--- SHORT PROBLEM ---
For the copy, please give all of the data again exactly and leave the pictures out.

::::

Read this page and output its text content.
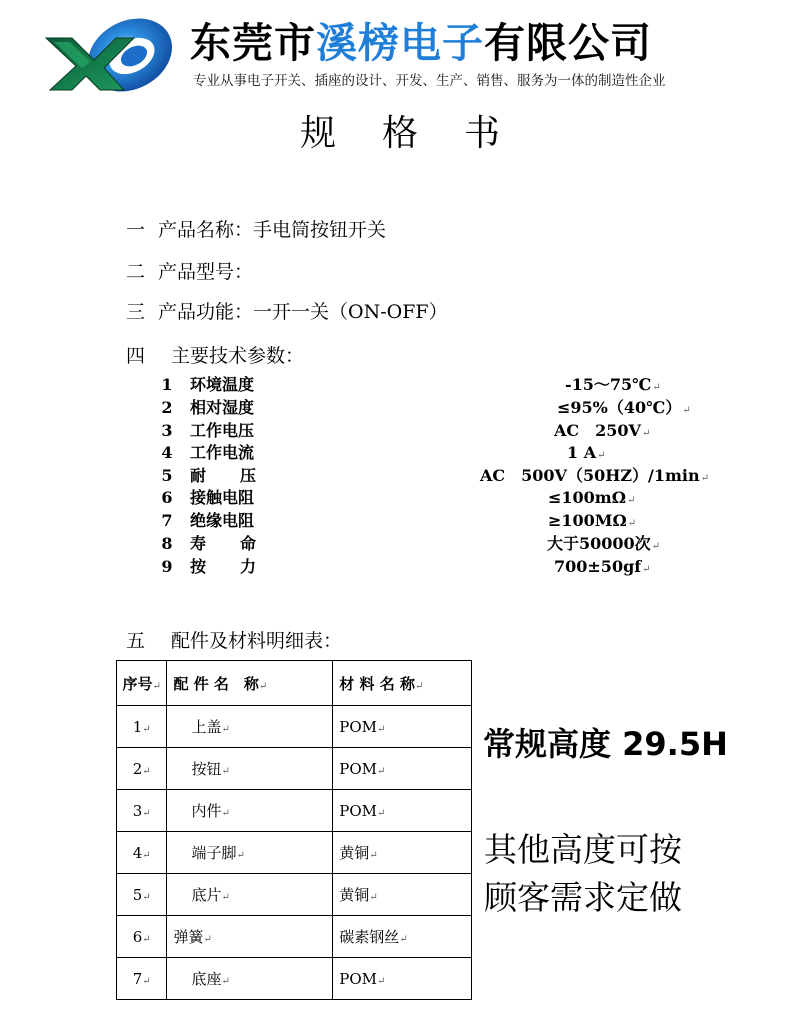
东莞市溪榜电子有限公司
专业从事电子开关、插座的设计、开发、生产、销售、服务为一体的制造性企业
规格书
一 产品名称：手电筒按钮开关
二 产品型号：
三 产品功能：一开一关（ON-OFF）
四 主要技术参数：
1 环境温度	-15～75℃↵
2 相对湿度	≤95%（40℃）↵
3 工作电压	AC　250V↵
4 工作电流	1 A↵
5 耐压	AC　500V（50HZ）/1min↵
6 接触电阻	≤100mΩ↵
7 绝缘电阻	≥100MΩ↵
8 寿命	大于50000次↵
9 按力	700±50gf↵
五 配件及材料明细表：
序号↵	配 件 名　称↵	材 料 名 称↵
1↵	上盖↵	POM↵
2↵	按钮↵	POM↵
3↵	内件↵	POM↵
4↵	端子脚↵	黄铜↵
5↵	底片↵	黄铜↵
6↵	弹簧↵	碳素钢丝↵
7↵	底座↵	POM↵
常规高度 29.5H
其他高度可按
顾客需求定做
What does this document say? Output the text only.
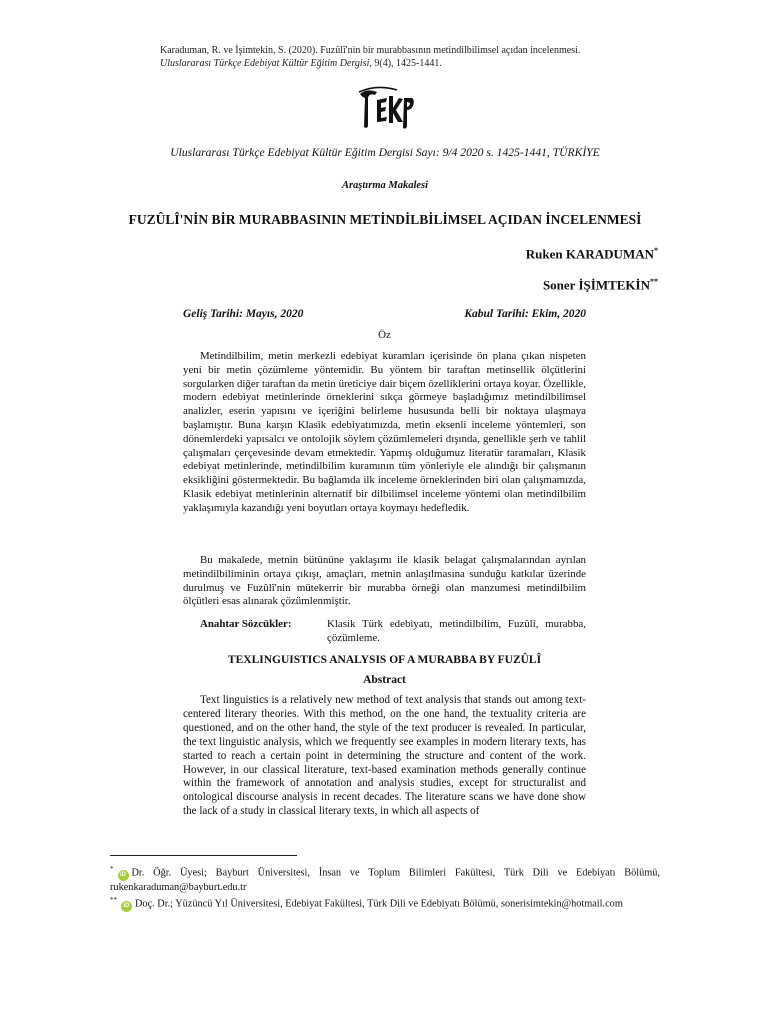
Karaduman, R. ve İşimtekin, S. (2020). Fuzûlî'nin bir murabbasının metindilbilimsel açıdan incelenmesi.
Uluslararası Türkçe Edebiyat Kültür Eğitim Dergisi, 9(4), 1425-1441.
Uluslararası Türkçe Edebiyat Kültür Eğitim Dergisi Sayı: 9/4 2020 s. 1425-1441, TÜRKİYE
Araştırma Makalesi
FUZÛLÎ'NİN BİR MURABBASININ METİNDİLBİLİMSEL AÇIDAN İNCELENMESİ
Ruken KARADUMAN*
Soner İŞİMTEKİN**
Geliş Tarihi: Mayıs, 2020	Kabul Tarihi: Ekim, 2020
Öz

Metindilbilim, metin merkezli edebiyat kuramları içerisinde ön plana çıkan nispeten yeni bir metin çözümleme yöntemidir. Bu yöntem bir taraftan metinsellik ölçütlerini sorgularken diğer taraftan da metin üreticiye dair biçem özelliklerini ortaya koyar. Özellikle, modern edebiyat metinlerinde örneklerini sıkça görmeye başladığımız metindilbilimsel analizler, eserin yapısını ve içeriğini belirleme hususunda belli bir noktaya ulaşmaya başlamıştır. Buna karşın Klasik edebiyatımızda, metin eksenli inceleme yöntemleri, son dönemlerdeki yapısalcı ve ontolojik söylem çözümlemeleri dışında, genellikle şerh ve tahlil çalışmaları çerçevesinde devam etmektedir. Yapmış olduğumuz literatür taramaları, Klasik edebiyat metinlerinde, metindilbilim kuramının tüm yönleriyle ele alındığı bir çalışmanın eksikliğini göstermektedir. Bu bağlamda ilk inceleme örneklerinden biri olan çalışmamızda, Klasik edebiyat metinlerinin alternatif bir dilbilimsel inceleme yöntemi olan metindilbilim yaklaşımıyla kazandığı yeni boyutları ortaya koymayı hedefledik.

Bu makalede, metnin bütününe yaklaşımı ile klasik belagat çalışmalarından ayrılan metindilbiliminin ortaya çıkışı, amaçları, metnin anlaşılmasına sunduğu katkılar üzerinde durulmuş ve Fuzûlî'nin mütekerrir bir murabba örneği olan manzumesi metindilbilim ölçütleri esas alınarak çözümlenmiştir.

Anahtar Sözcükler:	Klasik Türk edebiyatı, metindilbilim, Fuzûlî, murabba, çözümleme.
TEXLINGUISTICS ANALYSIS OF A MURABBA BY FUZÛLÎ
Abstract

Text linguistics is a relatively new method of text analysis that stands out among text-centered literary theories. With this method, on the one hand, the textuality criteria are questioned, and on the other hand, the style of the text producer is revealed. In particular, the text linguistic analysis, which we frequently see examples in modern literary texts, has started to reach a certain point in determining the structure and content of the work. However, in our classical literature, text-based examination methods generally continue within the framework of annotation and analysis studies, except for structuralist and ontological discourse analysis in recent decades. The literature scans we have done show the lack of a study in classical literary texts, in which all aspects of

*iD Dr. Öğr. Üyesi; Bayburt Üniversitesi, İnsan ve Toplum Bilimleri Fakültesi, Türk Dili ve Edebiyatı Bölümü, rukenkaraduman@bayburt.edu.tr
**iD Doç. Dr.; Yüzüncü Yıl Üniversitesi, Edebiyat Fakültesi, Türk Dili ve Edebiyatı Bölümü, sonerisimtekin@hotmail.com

::::

--- RESPONSE TO THIS EXERCISE ---
Read this page and output its text content.
东莞市溪榜电子有限公司
专业从事电子开关、插座的设计、开发、生产、销售、服务为一体的制造性企业
规格书
一 产品名称：手电筒按钮开关
二 产品型号：
三 产品功能：一开一关（ON-OFF）
四 主要技术参数：
1 环境温度	-15～75℃↵
2 相对湿度	≤95%（40℃）↵
3 工作电压	AC　250V↵
4 工作电流	1 A↵
5 耐压	AC　500V（50HZ）/1min↵
6 接触电阻	≤100mΩ↵
7 绝缘电阻	≥100MΩ↵
8 寿命	大于50000次↵
9 按力	700±50gf↵
五 配件及材料明细表：
序号↵	配 件 名　称↵	材 料 名 称↵
1↵	上盖↵	POM↵
2↵	按钮↵	POM↵
3↵	内件↵	POM↵
4↵	端子脚↵	黄铜↵
5↵	底片↵	黄铜↵
6↵	弹簧↵	碳素钢丝↵
7↵	底座↵	POM↵
常规高度 29.5H
其他高度可按
顾客需求定做
What does this document say? Output the text only.
Karaduman, R. ve İşimtekin, S. (2020). Fuzûlî'nin bir murabbasının metindilbilimsel açıdan incelenmesi.
Uluslararası Türkçe Edebiyat Kültür Eğitim Dergisi, 9(4), 1425-1441.
Uluslararası Türkçe Edebiyat Kültür Eğitim Dergisi Sayı: 9/4 2020 s. 1425-1441, TÜRKİYE
Araştırma Makalesi
FUZÛLÎ'NİN BİR MURABBASININ METİNDİLBİLİMSEL AÇIDAN İNCELENMESİ
Ruken KARADUMAN*
Soner İŞİMTEKİN**
Geliş Tarihi: Mayıs, 2020	Kabul Tarihi: Ekim, 2020
Öz

Metindilbilim, metin merkezli edebiyat kuramları içerisinde ön plana çıkan nispeten yeni bir metin çözümleme yöntemidir. Bu yöntem bir taraftan metinsellik ölçütlerini sorgularken diğer taraftan da metin üreticiye dair biçem özelliklerini ortaya koyar. Özellikle, modern edebiyat metinlerinde örneklerini sıkça görmeye başladığımız metindilbilimsel analizler, eserin yapısını ve içeriğini belirleme hususunda belli bir noktaya ulaşmaya başlamıştır. Buna karşın Klasik edebiyatımızda, metin eksenli inceleme yöntemleri, son dönemlerdeki yapısalcı ve ontolojik söylem çözümlemeleri dışında, genellikle şerh ve tahlil çalışmaları çerçevesinde devam etmektedir. Yapmış olduğumuz literatür taramaları, Klasik edebiyat metinlerinde, metindilbilim kuramının tüm yönleriyle ele alındığı bir çalışmanın eksikliğini göstermektedir. Bu bağlamda ilk inceleme örneklerinden biri olan çalışmamızda, Klasik edebiyat metinlerinin alternatif bir dilbilimsel inceleme yöntemi olan metindilbilim yaklaşımıyla kazandığı yeni boyutları ortaya koymayı hedefledik.

Bu makalede, metnin bütününe yaklaşımı ile klasik belagat çalışmalarından ayrılan metindilbiliminin ortaya çıkışı, amaçları, metnin anlaşılmasına sunduğu katkılar üzerinde durulmuş ve Fuzûlî'nin mütekerrir bir murabba örneği olan manzumesi metindilbilim ölçütleri esas alınarak çözümlenmiştir.

Anahtar Sözcükler:	Klasik Türk edebiyatı, metindilbilim, Fuzûlî, murabba, çözümleme.
TEXLINGUISTICS ANALYSIS OF A MURABBA BY FUZÛLÎ
Abstract

Text linguistics is a relatively new method of text analysis that stands out among text-centered literary theories. With this method, on the one hand, the textuality criteria are questioned, and on the other hand, the style of the text producer is revealed. In particular, the text linguistic analysis, which we frequently see examples in modern literary texts, has started to reach a certain point in determining the structure and content of the work. However, in our classical literature, text-based examination methods generally continue within the framework of annotation and analysis studies, except for structuralist and ontological discourse analysis in recent decades. The literature scans we have done show the lack of a study in classical literary texts, in which all aspects of

*iD Dr. Öğr. Üyesi; Bayburt Üniversitesi, İnsan ve Toplum Bilimleri Fakültesi, Türk Dili ve Edebiyatı Bölümü, rukenkaraduman@bayburt.edu.tr
**iD Doç. Dr.; Yüzüncü Yıl Üniversitesi, Edebiyat Fakültesi, Türk Dili ve Edebiyatı Bölümü, sonerisimtekin@hotmail.com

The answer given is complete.